THE TASK:
For the listing underneath, give the count of lines containing the string "Major" and nothing further.

:: DATASET CONTENT ::

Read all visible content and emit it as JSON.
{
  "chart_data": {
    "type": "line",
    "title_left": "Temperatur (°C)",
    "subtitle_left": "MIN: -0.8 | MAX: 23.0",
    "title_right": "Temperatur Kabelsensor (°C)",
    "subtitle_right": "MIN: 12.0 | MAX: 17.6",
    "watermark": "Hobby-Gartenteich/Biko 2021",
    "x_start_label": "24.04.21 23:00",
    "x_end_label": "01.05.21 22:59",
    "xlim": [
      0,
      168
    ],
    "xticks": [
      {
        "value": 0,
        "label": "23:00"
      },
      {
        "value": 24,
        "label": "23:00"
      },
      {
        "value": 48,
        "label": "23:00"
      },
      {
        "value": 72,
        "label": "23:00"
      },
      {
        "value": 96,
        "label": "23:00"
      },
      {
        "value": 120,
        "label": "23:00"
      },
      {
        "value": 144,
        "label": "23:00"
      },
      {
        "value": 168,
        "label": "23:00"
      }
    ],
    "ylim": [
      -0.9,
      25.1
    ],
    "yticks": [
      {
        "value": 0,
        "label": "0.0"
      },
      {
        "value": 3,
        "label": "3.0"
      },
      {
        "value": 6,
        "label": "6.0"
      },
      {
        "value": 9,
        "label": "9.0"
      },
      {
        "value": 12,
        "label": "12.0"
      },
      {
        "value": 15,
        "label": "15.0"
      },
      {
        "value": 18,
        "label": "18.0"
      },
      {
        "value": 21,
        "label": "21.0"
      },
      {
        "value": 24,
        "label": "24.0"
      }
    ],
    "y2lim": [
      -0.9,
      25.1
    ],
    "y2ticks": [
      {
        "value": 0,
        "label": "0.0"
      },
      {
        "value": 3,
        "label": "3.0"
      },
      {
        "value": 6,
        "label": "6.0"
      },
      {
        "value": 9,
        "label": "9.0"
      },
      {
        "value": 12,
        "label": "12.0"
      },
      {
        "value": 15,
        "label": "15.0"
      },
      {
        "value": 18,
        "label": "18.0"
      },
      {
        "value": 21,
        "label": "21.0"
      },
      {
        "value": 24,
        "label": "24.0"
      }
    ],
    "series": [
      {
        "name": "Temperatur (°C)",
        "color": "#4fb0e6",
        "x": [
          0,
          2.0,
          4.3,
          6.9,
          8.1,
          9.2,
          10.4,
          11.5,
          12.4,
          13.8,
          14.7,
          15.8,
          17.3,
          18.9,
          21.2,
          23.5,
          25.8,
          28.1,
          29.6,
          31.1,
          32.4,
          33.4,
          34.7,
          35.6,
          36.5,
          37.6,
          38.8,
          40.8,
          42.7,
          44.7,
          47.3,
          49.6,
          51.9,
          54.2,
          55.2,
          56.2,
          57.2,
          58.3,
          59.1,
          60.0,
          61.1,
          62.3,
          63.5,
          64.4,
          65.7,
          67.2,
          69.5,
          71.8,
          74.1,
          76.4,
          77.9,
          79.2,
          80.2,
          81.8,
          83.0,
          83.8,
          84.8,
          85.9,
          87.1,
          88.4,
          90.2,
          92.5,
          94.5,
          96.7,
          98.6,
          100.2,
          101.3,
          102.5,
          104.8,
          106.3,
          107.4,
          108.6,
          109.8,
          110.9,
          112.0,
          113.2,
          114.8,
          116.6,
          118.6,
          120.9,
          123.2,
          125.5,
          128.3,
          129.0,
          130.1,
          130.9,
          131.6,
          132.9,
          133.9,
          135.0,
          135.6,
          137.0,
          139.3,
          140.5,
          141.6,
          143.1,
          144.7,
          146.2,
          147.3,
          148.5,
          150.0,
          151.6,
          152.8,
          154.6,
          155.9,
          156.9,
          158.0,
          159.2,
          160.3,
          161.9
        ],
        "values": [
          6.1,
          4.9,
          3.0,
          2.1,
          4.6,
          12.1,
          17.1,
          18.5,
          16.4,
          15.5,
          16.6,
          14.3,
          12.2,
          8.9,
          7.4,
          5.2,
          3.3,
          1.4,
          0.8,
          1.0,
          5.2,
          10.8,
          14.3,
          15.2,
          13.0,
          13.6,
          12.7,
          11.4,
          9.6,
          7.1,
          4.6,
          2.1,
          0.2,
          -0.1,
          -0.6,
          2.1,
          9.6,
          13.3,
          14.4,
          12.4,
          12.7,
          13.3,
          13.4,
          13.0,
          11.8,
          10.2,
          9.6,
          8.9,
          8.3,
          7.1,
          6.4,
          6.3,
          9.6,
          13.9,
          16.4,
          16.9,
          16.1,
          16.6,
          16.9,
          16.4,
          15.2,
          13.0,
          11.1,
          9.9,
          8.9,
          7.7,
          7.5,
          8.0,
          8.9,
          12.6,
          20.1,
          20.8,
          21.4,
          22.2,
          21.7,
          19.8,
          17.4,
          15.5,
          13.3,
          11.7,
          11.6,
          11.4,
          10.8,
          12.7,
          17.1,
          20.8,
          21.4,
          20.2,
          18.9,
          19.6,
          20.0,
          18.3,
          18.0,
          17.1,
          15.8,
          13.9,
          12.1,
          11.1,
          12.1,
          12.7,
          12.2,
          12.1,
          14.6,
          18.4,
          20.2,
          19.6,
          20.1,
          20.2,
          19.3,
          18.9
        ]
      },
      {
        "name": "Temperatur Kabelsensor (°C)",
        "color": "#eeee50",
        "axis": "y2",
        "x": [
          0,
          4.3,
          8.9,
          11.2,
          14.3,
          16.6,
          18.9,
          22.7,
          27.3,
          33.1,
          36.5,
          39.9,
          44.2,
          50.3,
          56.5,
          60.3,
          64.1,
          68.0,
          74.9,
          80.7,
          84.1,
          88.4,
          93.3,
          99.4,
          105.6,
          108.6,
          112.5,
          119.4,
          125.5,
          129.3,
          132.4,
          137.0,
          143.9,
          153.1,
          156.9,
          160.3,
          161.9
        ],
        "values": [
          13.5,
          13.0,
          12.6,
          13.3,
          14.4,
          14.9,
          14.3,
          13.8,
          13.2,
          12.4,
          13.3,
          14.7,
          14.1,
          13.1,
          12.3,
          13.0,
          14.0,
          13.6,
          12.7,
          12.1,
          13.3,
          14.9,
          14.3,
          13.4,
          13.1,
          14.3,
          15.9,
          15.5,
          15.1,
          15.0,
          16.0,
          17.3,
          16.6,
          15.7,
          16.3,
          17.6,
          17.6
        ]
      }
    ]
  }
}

:::
:: DATASET CONTENT ::

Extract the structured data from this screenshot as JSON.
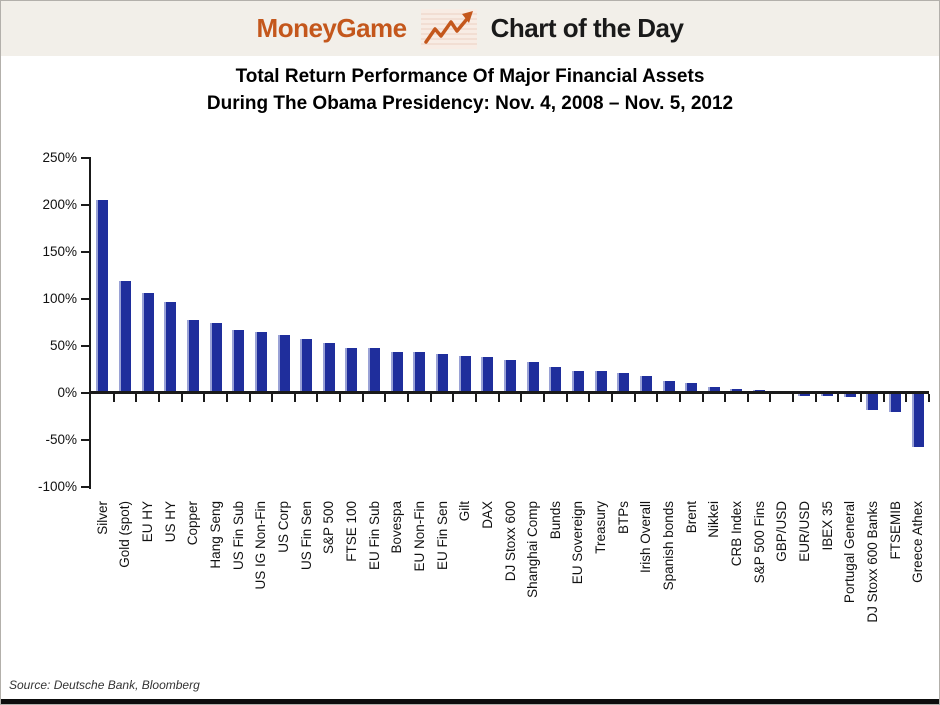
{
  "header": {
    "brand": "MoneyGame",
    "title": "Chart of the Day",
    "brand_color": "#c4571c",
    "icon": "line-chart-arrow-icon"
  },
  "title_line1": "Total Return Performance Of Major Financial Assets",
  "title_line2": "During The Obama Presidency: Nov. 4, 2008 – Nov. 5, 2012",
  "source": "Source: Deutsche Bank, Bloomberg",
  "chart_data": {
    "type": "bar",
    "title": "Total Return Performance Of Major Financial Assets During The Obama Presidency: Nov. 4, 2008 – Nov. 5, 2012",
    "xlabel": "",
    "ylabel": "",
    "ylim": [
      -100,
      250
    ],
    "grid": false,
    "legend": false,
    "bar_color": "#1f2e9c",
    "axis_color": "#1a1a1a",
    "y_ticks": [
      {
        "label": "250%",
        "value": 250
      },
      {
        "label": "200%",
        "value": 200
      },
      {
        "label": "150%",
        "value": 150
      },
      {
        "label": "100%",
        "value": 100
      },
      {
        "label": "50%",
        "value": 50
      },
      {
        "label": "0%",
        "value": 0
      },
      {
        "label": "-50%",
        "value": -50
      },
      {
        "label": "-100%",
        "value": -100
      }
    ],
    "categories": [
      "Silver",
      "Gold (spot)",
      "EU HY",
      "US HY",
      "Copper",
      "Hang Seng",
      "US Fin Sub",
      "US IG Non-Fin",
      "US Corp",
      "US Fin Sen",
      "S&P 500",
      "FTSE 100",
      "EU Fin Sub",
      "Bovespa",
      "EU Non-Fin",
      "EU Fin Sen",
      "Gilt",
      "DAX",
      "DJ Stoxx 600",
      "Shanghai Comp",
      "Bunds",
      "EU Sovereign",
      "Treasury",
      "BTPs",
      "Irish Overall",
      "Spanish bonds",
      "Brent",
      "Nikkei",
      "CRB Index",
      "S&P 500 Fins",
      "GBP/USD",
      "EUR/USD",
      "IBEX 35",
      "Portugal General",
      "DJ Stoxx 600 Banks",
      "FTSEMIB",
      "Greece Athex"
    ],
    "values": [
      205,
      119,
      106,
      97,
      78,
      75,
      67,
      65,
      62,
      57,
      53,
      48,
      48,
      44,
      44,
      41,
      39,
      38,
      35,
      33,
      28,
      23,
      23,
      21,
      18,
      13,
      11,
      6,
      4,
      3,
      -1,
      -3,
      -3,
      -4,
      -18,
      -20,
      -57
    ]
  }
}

:::

COMPLETE RESPONSE:
2